▶ GIVEN EXERCISE
Locate and copy all lines bearing the word "sirena".

• • •

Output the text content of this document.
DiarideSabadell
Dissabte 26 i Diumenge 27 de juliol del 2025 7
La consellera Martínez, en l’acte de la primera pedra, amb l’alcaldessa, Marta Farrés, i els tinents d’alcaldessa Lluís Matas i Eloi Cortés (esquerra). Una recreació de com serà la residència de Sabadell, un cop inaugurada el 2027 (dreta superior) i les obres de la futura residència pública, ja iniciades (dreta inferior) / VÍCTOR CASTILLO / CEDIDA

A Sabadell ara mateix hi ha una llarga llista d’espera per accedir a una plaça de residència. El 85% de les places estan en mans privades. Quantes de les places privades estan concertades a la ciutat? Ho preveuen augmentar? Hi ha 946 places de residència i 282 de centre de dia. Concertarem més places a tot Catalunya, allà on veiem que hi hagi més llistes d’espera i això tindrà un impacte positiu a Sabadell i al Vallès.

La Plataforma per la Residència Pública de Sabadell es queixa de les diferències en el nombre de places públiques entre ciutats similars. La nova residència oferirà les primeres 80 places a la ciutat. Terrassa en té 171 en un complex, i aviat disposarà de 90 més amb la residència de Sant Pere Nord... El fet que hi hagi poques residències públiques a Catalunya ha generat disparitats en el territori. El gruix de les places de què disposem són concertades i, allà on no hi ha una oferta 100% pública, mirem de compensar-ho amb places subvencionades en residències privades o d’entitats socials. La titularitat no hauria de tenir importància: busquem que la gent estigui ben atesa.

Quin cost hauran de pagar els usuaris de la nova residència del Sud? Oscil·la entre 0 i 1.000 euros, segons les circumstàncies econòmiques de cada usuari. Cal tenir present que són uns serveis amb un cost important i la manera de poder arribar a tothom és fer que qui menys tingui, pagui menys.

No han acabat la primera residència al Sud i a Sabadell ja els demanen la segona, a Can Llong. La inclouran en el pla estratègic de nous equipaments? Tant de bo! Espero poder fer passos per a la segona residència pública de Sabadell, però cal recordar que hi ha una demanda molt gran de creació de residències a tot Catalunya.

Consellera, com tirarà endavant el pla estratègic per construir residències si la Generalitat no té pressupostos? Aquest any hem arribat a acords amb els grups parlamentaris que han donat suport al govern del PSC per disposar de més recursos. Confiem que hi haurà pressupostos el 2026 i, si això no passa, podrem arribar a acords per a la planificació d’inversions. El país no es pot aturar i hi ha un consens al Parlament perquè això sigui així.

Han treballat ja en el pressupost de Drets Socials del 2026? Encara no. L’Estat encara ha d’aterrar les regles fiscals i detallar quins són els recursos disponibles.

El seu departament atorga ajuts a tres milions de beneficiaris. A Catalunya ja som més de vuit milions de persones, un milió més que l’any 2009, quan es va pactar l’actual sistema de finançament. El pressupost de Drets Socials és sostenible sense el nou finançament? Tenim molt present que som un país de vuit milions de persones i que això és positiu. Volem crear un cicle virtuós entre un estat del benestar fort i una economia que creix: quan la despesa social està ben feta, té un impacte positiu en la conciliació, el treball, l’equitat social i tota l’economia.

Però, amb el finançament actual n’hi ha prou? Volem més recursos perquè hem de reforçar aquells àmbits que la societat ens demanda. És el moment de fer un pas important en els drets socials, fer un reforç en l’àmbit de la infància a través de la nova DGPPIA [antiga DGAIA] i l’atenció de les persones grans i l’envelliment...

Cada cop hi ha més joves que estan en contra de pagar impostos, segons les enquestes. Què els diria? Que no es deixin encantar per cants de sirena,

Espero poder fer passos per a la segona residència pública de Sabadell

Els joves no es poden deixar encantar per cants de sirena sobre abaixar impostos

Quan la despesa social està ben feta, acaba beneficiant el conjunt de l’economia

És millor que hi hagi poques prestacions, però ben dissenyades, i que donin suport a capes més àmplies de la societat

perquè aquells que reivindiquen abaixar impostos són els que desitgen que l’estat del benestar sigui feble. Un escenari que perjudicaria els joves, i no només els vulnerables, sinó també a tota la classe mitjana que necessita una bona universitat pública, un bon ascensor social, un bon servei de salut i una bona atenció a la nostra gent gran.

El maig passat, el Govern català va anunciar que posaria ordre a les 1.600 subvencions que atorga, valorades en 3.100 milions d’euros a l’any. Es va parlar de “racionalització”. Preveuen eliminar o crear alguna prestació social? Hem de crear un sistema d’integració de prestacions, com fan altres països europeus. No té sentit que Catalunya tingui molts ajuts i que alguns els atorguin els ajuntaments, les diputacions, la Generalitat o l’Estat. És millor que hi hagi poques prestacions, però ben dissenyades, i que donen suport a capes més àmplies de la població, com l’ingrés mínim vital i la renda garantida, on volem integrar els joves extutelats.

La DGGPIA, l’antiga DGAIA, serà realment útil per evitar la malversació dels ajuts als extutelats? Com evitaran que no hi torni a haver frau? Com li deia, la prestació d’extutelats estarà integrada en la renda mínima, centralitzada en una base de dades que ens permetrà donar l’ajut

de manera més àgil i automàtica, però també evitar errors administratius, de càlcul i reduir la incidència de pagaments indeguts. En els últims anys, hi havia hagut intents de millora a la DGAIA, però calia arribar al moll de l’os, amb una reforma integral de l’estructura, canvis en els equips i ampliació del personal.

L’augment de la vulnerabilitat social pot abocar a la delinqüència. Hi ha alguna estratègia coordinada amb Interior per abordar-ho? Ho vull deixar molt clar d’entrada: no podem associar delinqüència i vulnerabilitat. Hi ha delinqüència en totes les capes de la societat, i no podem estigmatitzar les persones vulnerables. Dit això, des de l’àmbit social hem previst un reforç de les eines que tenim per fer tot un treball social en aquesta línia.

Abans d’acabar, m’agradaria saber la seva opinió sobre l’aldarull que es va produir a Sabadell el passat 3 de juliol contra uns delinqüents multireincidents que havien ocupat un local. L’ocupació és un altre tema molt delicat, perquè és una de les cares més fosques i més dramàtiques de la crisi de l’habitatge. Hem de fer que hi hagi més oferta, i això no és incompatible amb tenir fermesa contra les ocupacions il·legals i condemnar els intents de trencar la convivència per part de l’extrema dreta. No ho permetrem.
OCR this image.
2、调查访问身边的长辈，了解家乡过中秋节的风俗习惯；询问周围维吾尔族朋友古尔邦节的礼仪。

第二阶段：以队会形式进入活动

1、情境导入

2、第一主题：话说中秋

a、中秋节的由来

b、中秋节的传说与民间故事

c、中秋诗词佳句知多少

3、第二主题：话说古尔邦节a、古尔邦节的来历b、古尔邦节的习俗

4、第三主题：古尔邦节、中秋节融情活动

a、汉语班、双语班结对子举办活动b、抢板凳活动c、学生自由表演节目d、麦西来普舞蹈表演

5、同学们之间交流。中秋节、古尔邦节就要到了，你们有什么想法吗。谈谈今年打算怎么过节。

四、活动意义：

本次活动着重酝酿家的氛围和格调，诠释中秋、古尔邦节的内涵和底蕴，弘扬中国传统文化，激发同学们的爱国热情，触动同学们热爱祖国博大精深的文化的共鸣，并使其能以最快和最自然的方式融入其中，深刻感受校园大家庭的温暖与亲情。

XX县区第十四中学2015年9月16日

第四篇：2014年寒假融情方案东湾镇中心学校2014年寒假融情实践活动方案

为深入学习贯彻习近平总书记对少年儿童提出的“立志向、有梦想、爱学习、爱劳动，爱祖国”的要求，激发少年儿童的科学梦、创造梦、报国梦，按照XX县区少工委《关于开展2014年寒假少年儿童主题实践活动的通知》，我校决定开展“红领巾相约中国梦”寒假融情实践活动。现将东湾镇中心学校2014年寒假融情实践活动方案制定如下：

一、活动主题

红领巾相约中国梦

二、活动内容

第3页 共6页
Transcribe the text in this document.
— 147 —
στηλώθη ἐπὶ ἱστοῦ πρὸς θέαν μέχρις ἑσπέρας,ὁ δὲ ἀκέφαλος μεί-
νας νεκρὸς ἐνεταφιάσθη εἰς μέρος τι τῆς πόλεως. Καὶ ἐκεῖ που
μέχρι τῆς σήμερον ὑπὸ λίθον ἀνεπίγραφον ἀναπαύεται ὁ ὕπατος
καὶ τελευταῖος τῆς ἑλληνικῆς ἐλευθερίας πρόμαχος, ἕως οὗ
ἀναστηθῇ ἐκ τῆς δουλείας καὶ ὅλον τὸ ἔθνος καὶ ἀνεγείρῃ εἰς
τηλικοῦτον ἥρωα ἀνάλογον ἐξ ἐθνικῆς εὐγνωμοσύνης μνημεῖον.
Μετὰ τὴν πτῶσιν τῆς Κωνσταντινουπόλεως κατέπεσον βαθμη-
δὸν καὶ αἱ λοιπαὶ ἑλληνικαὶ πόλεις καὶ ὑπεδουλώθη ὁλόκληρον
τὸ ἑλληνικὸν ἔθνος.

• • •

▶ COMPLETE ANSWER
Cada cop hi ha més joves que estan en contra de pagar impostos, segons les enquestes. Què els diria? Que no es deixin encantar per cants de sirena,
Els joves no es poden deixar encantar per cants de sirena sobre abaixar impostos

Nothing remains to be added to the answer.